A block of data
[start]

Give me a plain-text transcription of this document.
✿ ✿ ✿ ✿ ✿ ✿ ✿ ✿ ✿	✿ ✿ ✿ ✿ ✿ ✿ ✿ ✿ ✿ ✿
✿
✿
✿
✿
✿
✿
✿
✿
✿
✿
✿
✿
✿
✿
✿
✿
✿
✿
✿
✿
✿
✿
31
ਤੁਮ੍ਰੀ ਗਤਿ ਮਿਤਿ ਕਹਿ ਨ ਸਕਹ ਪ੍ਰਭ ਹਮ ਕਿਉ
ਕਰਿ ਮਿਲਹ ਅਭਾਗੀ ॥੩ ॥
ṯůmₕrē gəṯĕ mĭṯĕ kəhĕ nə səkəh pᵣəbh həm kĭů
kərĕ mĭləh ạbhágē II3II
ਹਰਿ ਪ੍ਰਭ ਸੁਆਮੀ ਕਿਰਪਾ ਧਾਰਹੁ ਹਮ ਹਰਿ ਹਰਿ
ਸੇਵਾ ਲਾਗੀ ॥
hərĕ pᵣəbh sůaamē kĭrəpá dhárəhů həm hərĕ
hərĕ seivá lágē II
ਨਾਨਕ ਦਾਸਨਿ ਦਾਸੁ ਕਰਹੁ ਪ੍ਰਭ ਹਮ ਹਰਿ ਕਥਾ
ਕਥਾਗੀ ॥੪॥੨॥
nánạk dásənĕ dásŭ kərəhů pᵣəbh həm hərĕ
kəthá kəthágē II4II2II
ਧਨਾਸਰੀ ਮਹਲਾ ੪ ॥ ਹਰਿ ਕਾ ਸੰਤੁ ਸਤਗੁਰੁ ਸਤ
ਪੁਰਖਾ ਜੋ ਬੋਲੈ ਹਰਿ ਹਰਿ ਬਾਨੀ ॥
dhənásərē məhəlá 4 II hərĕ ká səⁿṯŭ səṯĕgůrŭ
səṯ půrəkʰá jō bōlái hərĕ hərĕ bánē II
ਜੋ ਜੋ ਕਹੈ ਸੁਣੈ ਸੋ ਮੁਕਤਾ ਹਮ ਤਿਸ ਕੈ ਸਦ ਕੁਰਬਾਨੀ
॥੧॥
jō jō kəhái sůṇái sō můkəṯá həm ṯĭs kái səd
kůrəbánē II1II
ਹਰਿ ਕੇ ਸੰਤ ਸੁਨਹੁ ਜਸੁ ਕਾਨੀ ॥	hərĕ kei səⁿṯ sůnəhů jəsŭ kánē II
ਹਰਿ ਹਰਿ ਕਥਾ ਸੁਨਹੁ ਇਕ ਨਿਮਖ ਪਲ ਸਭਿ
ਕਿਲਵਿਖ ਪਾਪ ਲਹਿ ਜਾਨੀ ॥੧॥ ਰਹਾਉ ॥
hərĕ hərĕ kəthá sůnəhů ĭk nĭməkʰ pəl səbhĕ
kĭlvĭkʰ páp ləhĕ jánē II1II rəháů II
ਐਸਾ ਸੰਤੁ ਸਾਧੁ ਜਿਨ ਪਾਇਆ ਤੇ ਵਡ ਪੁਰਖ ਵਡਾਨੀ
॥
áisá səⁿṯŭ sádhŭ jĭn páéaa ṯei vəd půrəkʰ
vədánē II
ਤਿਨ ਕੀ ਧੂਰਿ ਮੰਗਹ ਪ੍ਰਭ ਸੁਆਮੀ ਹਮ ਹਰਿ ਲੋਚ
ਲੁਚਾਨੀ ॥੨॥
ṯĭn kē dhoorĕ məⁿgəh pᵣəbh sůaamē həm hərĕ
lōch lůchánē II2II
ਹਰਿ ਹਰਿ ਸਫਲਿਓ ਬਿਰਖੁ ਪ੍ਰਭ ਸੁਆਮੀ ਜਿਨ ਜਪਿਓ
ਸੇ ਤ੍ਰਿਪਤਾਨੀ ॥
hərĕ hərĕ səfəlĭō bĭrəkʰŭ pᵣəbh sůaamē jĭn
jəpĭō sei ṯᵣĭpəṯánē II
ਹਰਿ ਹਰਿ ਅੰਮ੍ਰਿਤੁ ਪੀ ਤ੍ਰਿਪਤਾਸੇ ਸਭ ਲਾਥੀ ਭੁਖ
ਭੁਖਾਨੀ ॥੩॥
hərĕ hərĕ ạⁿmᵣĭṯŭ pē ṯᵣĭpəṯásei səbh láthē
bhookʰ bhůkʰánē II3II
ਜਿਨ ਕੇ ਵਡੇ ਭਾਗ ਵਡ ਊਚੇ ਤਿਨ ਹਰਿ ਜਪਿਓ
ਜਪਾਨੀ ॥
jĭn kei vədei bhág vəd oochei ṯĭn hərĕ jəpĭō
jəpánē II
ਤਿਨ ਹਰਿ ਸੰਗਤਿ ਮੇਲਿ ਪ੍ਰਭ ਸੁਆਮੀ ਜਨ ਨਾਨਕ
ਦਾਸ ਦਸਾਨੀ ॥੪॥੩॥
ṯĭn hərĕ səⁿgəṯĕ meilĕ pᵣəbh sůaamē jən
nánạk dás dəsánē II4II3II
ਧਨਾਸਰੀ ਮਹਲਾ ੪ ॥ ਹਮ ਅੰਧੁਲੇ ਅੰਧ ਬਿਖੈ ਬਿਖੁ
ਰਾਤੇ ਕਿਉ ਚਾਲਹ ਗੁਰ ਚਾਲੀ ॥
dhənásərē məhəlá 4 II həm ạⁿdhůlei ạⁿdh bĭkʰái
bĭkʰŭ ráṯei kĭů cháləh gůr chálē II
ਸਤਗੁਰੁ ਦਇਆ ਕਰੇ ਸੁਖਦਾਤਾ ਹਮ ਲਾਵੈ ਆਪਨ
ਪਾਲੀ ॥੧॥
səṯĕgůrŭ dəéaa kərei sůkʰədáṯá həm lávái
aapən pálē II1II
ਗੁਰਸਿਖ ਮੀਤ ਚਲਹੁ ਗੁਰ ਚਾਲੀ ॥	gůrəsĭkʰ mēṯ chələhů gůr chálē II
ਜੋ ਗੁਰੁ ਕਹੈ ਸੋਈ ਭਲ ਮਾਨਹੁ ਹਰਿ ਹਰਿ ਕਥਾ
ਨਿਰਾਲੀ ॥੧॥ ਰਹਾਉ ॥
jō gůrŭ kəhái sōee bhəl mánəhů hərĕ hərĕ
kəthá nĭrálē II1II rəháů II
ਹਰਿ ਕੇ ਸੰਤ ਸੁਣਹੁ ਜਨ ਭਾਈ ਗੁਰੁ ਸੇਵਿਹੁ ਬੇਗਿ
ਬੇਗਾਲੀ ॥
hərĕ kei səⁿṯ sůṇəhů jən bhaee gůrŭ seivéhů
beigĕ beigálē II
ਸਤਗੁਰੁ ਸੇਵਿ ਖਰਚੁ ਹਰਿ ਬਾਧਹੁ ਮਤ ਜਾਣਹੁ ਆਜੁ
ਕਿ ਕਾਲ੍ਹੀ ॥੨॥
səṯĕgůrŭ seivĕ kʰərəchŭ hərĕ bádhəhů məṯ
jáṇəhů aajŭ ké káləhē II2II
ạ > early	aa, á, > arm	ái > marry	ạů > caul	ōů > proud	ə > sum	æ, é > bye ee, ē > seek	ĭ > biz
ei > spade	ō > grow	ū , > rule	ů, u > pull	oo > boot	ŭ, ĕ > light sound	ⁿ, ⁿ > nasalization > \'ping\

[end]

Type the material above out again, exactly.

(Complete response):
Give me a plain-text transcription of this document.
✿ ✿ ✿ ✿ ✿ ✿ ✿ ✿ ✿	✿ ✿ ✿ ✿ ✿ ✿ ✿ ✿ ✿ ✿
✿
✿
✿
✿
✿
✿
✿
✿
✿
✿
✿
✿
✿
✿
✿
✿
✿
✿
✿
✿
✿
✿
31
ਤੁਮ੍ਰੀ ਗਤਿ ਮਿਤਿ ਕਹਿ ਨ ਸਕਹ ਪ੍ਰਭ ਹਮ ਕਿਉ
ਕਰਿ ਮਿਲਹ ਅਭਾਗੀ ॥੩ ॥
ṯůmₕrē gəṯĕ mĭṯĕ kəhĕ nə səkəh pᵣəbh həm kĭů
kərĕ mĭləh ạbhágē II3II
ਹਰਿ ਪ੍ਰਭ ਸੁਆਮੀ ਕਿਰਪਾ ਧਾਰਹੁ ਹਮ ਹਰਿ ਹਰਿ
ਸੇਵਾ ਲਾਗੀ ॥
hərĕ pᵣəbh sůaamē kĭrəpá dhárəhů həm hərĕ
hərĕ seivá lágē II
ਨਾਨਕ ਦਾਸਨਿ ਦਾਸੁ ਕਰਹੁ ਪ੍ਰਭ ਹਮ ਹਰਿ ਕਥਾ
ਕਥਾਗੀ ॥੪॥੨॥
nánạk dásənĕ dásŭ kərəhů pᵣəbh həm hərĕ
kəthá kəthágē II4II2II
ਧਨਾਸਰੀ ਮਹਲਾ ੪ ॥ ਹਰਿ ਕਾ ਸੰਤੁ ਸਤਗੁਰੁ ਸਤ
ਪੁਰਖਾ ਜੋ ਬੋਲੈ ਹਰਿ ਹਰਿ ਬਾਨੀ ॥
dhənásərē məhəlá 4 II hərĕ ká səⁿṯŭ səṯĕgůrŭ
səṯ půrəkʰá jō bōlái hərĕ hərĕ bánē II
ਜੋ ਜੋ ਕਹੈ ਸੁਣੈ ਸੋ ਮੁਕਤਾ ਹਮ ਤਿਸ ਕੈ ਸਦ ਕੁਰਬਾਨੀ
॥੧॥
jō jō kəhái sůṇái sō můkəṯá həm ṯĭs kái səd
kůrəbánē II1II
ਹਰਿ ਕੇ ਸੰਤ ਸੁਨਹੁ ਜਸੁ ਕਾਨੀ ॥	hərĕ kei səⁿṯ sůnəhů jəsŭ kánē II
ਹਰਿ ਹਰਿ ਕਥਾ ਸੁਨਹੁ ਇਕ ਨਿਮਖ ਪਲ ਸਭਿ
ਕਿਲਵਿਖ ਪਾਪ ਲਹਿ ਜਾਨੀ ॥੧॥ ਰਹਾਉ ॥
hərĕ hərĕ kəthá sůnəhů ĭk nĭməkʰ pəl səbhĕ
kĭlvĭkʰ páp ləhĕ jánē II1II rəháů II
ਐਸਾ ਸੰਤੁ ਸਾਧੁ ਜਿਨ ਪਾਇਆ ਤੇ ਵਡ ਪੁਰਖ ਵਡਾਨੀ
॥
áisá səⁿṯŭ sádhŭ jĭn páéaa ṯei vəd půrəkʰ
vədánē II
ਤਿਨ ਕੀ ਧੂਰਿ ਮੰਗਹ ਪ੍ਰਭ ਸੁਆਮੀ ਹਮ ਹਰਿ ਲੋਚ
ਲੁਚਾਨੀ ॥੨॥
ṯĭn kē dhoorĕ məⁿgəh pᵣəbh sůaamē həm hərĕ
lōch lůchánē II2II
ਹਰਿ ਹਰਿ ਸਫਲਿਓ ਬਿਰਖੁ ਪ੍ਰਭ ਸੁਆਮੀ ਜਿਨ ਜਪਿਓ
ਸੇ ਤ੍ਰਿਪਤਾਨੀ ॥
hərĕ hərĕ səfəlĭō bĭrəkʰŭ pᵣəbh sůaamē jĭn
jəpĭō sei ṯᵣĭpəṯánē II
ਹਰਿ ਹਰਿ ਅੰਮ੍ਰਿਤੁ ਪੀ ਤ੍ਰਿਪਤਾਸੇ ਸਭ ਲਾਥੀ ਭੁਖ
ਭੁਖਾਨੀ ॥੩॥
hərĕ hərĕ ạⁿmᵣĭṯŭ pē ṯᵣĭpəṯásei səbh láthē
bhookʰ bhůkʰánē II3II
ਜਿਨ ਕੇ ਵਡੇ ਭਾਗ ਵਡ ਊਚੇ ਤਿਨ ਹਰਿ ਜਪਿਓ
ਜਪਾਨੀ ॥
jĭn kei vədei bhág vəd oochei ṯĭn hərĕ jəpĭō
jəpánē II
ਤਿਨ ਹਰਿ ਸੰਗਤਿ ਮੇਲਿ ਪ੍ਰਭ ਸੁਆਮੀ ਜਨ ਨਾਨਕ
ਦਾਸ ਦਸਾਨੀ ॥੪॥੩॥
ṯĭn hərĕ səⁿgəṯĕ meilĕ pᵣəbh sůaamē jən
nánạk dás dəsánē II4II3II
ਧਨਾਸਰੀ ਮਹਲਾ ੪ ॥ ਹਮ ਅੰਧੁਲੇ ਅੰਧ ਬਿਖੈ ਬਿਖੁ
ਰਾਤੇ ਕਿਉ ਚਾਲਹ ਗੁਰ ਚਾਲੀ ॥
dhənásərē məhəlá 4 II həm ạⁿdhůlei ạⁿdh bĭkʰái
bĭkʰŭ ráṯei kĭů cháləh gůr chálē II
ਸਤਗੁਰੁ ਦਇਆ ਕਰੇ ਸੁਖਦਾਤਾ ਹਮ ਲਾਵੈ ਆਪਨ
ਪਾਲੀ ॥੧॥
səṯĕgůrŭ dəéaa kərei sůkʰədáṯá həm lávái
aapən pálē II1II
ਗੁਰਸਿਖ ਮੀਤ ਚਲਹੁ ਗੁਰ ਚਾਲੀ ॥	gůrəsĭkʰ mēṯ chələhů gůr chálē II
ਜੋ ਗੁਰੁ ਕਹੈ ਸੋਈ ਭਲ ਮਾਨਹੁ ਹਰਿ ਹਰਿ ਕਥਾ
ਨਿਰਾਲੀ ॥੧॥ ਰਹਾਉ ॥
jō gůrŭ kəhái sōee bhəl mánəhů hərĕ hərĕ
kəthá nĭrálē II1II rəháů II
ਹਰਿ ਕੇ ਸੰਤ ਸੁਣਹੁ ਜਨ ਭਾਈ ਗੁਰੁ ਸੇਵਿਹੁ ਬੇਗਿ
ਬੇਗਾਲੀ ॥
hərĕ kei səⁿṯ sůṇəhů jən bhaee gůrŭ seivéhů
beigĕ beigálē II
ਸਤਗੁਰੁ ਸੇਵਿ ਖਰਚੁ ਹਰਿ ਬਾਧਹੁ ਮਤ ਜਾਣਹੁ ਆਜੁ
ਕਿ ਕਾਲ੍ਹੀ ॥੨॥
səṯĕgůrŭ seivĕ kʰərəchŭ hərĕ bádhəhů məṯ
jáṇəhů aajŭ ké káləhē II2II
ạ > early	aa, á, > arm	ái > marry	ạů > caul	ōů > proud	ə > sum	æ, é > bye ee, ē > seek	ĭ > biz
ei > spade	ō > grow	ū , > rule	ů, u > pull	oo > boot	ŭ, ĕ > light sound	ⁿ, ⁿ > nasalization > \'ping\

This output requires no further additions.